* What is needed *
Quote, verbatim, all material below, without pictures.

::::::

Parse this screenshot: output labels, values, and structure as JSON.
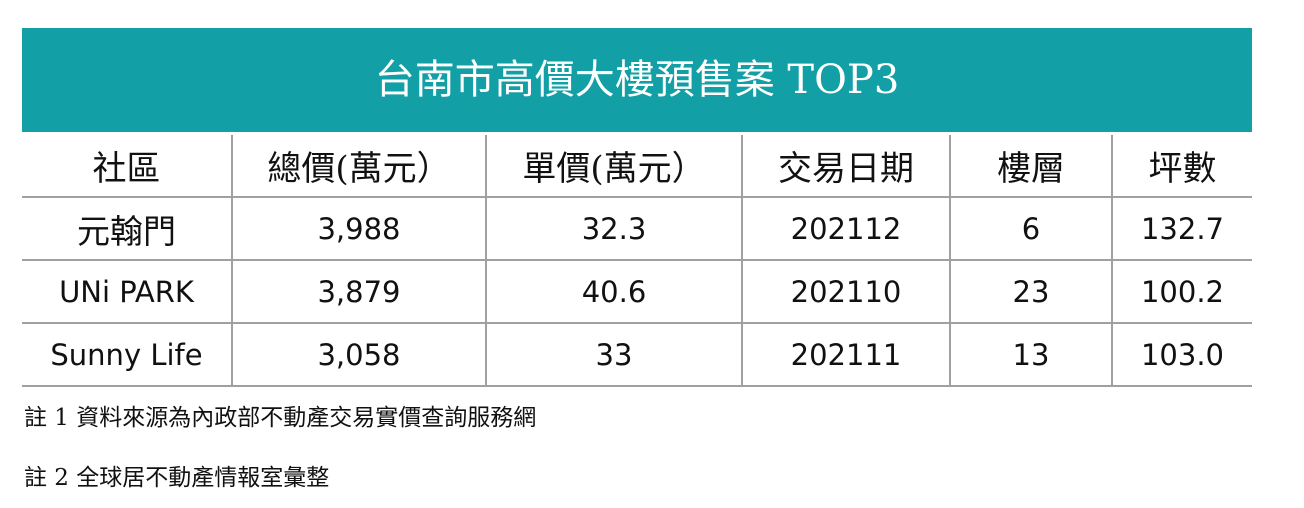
{
  "title": "台南市高價大樓預售案 TOP3",
  "table": {
    "header": [
      "社區",
      "總價(萬元）",
      "單價(萬元）",
      "交易日期",
      "樓層",
      "坪數"
    ],
    "rows": [
      [
        "元翰門",
        "3,988",
        "32.3",
        "202112",
        "6",
        "132.7"
      ],
      [
        "UNi PARK",
        "3,879",
        "40.6",
        "202110",
        "23",
        "100.2"
      ],
      [
        "Sunny Life",
        "3,058",
        "33",
        "202111",
        "13",
        "103.0"
      ]
    ]
  },
  "notes": [
    "註 1 資料來源為內政部不動產交易實價查詢服務網",
    "註 2 全球居不動產情報室彙整"
  ]
}
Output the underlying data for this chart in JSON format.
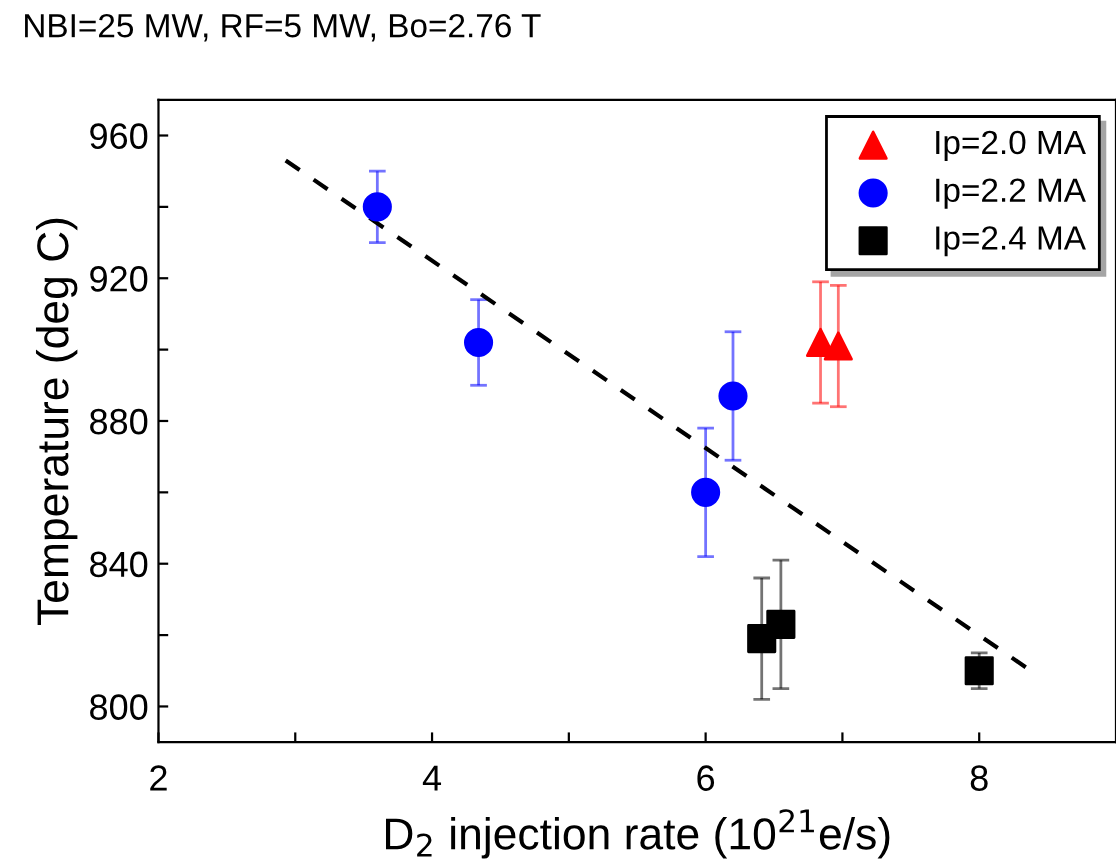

::::::

* Complete response *
Parse this screenshot: output labels, values, and structure as JSON.
{
  "title": "台南市高價大樓預售案 TOP3",
  "table": {
    "header": [
      "社區",
      "總價(萬元）",
      "單價(萬元）",
      "交易日期",
      "樓層",
      "坪數"
    ],
    "rows": [
      [
        "元翰門",
        "3,988",
        "32.3",
        "202112",
        "6",
        "132.7"
      ],
      [
        "UNi PARK",
        "3,879",
        "40.6",
        "202110",
        "23",
        "100.2"
      ],
      [
        "Sunny Life",
        "3,058",
        "33",
        "202111",
        "13",
        "103.0"
      ]
    ]
  },
  "notes": [
    "註 1 資料來源為內政部不動產交易實價查詢服務網",
    "註 2 全球居不動產情報室彙整"
  ]
}
Output the underlying data for this chart in JSON format.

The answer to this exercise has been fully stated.